◆ Exercise details
Rewrite the rows below, changing every "interactable" to "clickable" and leaving everything else as it is. Leave the pictures out of your answer.

* begin Stored records *

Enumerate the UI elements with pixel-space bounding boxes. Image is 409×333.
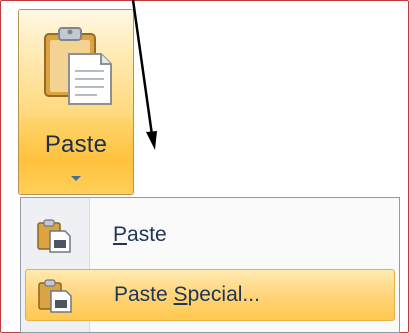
menu-accelerator: P — [113, 223, 128, 246]
paste-button-top[interactable] — [19, 10, 133, 119]
paste-split-button[interactable]: Paste — [18, 9, 134, 195]
paste-icon — [37, 219, 71, 253]
paste-button-label: Paste — [44, 131, 108, 158]
menu-label-rest: pecial... — [187, 283, 260, 306]
paste-dropdown-button[interactable]: Paste — [19, 118, 133, 194]
chevron-down-icon — [71, 176, 81, 181]
menu-accelerator: S — [173, 283, 188, 306]
menu-label-prefix: Paste — [114, 283, 174, 306]
paste-dropdown-menu: Paste Paste Special... — [20, 197, 400, 333]
menu-item-paste[interactable]: Paste — [25, 210, 395, 262]
clipboard-paste-icon — [44, 27, 112, 105]
menu-item-paste-special[interactable]: Paste Special... — [25, 269, 395, 321]
menu-item-label: Paste Special... — [114, 283, 260, 307]
menu-label-rest: aste — [127, 223, 167, 246]
paste-special-icon — [38, 279, 72, 313]
menu-item-label: Paste — [113, 223, 167, 247]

* end Stored records *

◆ Finished exercise
Enumerate the UI elements with pixel-space bounding boxes. Image is 409×333.
menu-accelerator: P — [113, 223, 128, 246]
paste-button-top[clickable] — [19, 10, 133, 119]
paste-split-button[clickable]: Paste — [18, 9, 134, 195]
paste-icon — [37, 219, 71, 253]
paste-button-label: Paste — [44, 131, 108, 158]
menu-label-rest: pecial... — [187, 283, 260, 306]
paste-dropdown-button[clickable]: Paste — [19, 118, 133, 194]
chevron-down-icon — [71, 176, 81, 181]
menu-accelerator: S — [173, 283, 188, 306]
menu-label-prefix: Paste — [114, 283, 174, 306]
paste-dropdown-menu: Paste Paste Special... — [20, 197, 400, 333]
menu-item-paste[clickable]: Paste — [25, 210, 395, 262]
clipboard-paste-icon — [44, 27, 112, 105]
menu-item-paste-special[clickable]: Paste Special... — [25, 269, 395, 321]
menu-item-label: Paste Special... — [114, 283, 260, 307]
menu-label-rest: aste — [127, 223, 167, 246]
paste-special-icon — [38, 279, 72, 313]
menu-item-label: Paste — [113, 223, 167, 247]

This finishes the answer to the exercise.